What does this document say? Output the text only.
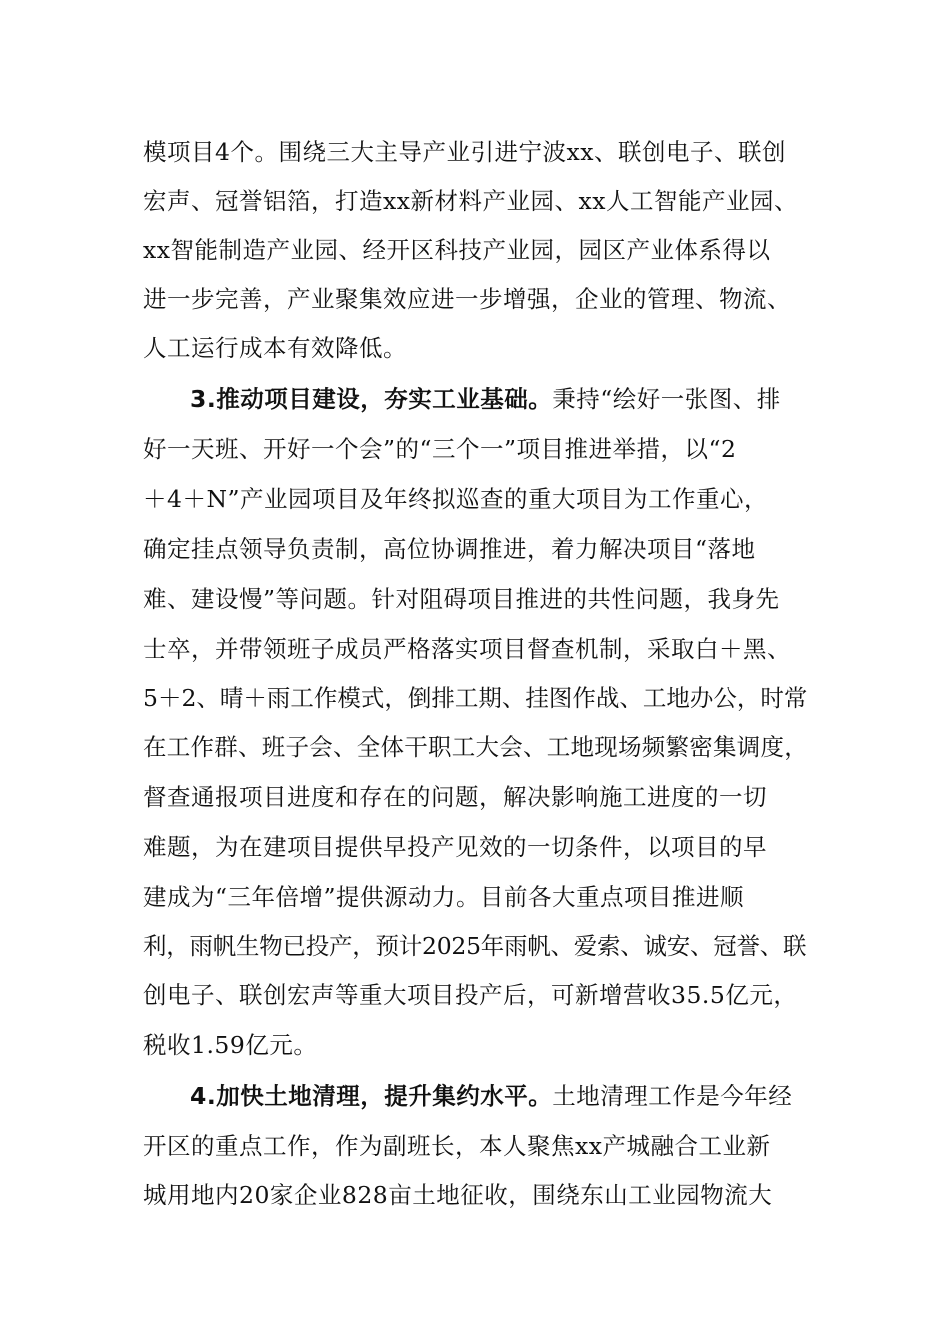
模项目4个。围绕三大主导产业引进宁波xx、联创电子、联创
宏声、冠誉铝箔，打造xx新材料产业园、xx人工智能产业园、
xx智能制造产业园、经开区科技产业园，园区产业体系得以
进一步完善，产业聚集效应进一步增强，企业的管理、物流、
人工运行成本有效降低。
3.推动项目建设，夯实工业基础。秉持“绘好一张图、排
好一天班、开好一个会”的“三个一”项目推进举措，以“2
＋4＋N”产业园项目及年终拟巡查的重大项目为工作重心，
确定挂点领导负责制，高位协调推进，着力解决项目“落地
难、建设慢”等问题。针对阻碍项目推进的共性问题，我身先
士卒，并带领班子成员严格落实项目督查机制，采取白＋黑、
5＋2、晴＋雨工作模式，倒排工期、挂图作战、工地办公，时常
在工作群、班子会、全体干职工大会、工地现场频繁密集调度，
督查通报项目进度和存在的问题，解决影响施工进度的一切
难题，为在建项目提供早投产见效的一切条件，以项目的早
建成为“三年倍增”提供源动力。目前各大重点项目推进顺
利，雨帆生物已投产，预计2025年雨帆、爱索、诚安、冠誉、联
创电子、联创宏声等重大项目投产后，可新增营收35.5亿元，
税收1.59亿元。
4.加快土地清理，提升集约水平。土地清理工作是今年经
开区的重点工作，作为副班长，本人聚焦xx产城融合工业新
城用地内20家企业828亩土地征收，围绕东山工业园物流大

OBJECTIVE: Give back each entry exactly as it appears, with no pictures.

OUTPUT OF THE TASK:
What does this document say? Output the text only.
模项目4个。围绕三大主导产业引进宁波xx、联创电子、联创
宏声、冠誉铝箔，打造xx新材料产业园、xx人工智能产业园、
xx智能制造产业园、经开区科技产业园，园区产业体系得以
进一步完善，产业聚集效应进一步增强，企业的管理、物流、
人工运行成本有效降低。
3.推动项目建设，夯实工业基础。秉持“绘好一张图、排
好一天班、开好一个会”的“三个一”项目推进举措，以“2
＋4＋N”产业园项目及年终拟巡查的重大项目为工作重心，
确定挂点领导负责制，高位协调推进，着力解决项目“落地
难、建设慢”等问题。针对阻碍项目推进的共性问题，我身先
士卒，并带领班子成员严格落实项目督查机制，采取白＋黑、
5＋2、晴＋雨工作模式，倒排工期、挂图作战、工地办公，时常
在工作群、班子会、全体干职工大会、工地现场频繁密集调度，
督查通报项目进度和存在的问题，解决影响施工进度的一切
难题，为在建项目提供早投产见效的一切条件，以项目的早
建成为“三年倍增”提供源动力。目前各大重点项目推进顺
利，雨帆生物已投产，预计2025年雨帆、爱索、诚安、冠誉、联
创电子、联创宏声等重大项目投产后，可新增营收35.5亿元，
税收1.59亿元。
4.加快土地清理，提升集约水平。土地清理工作是今年经
开区的重点工作，作为副班长，本人聚焦xx产城融合工业新
城用地内20家企业828亩土地征收，围绕东山工业园物流大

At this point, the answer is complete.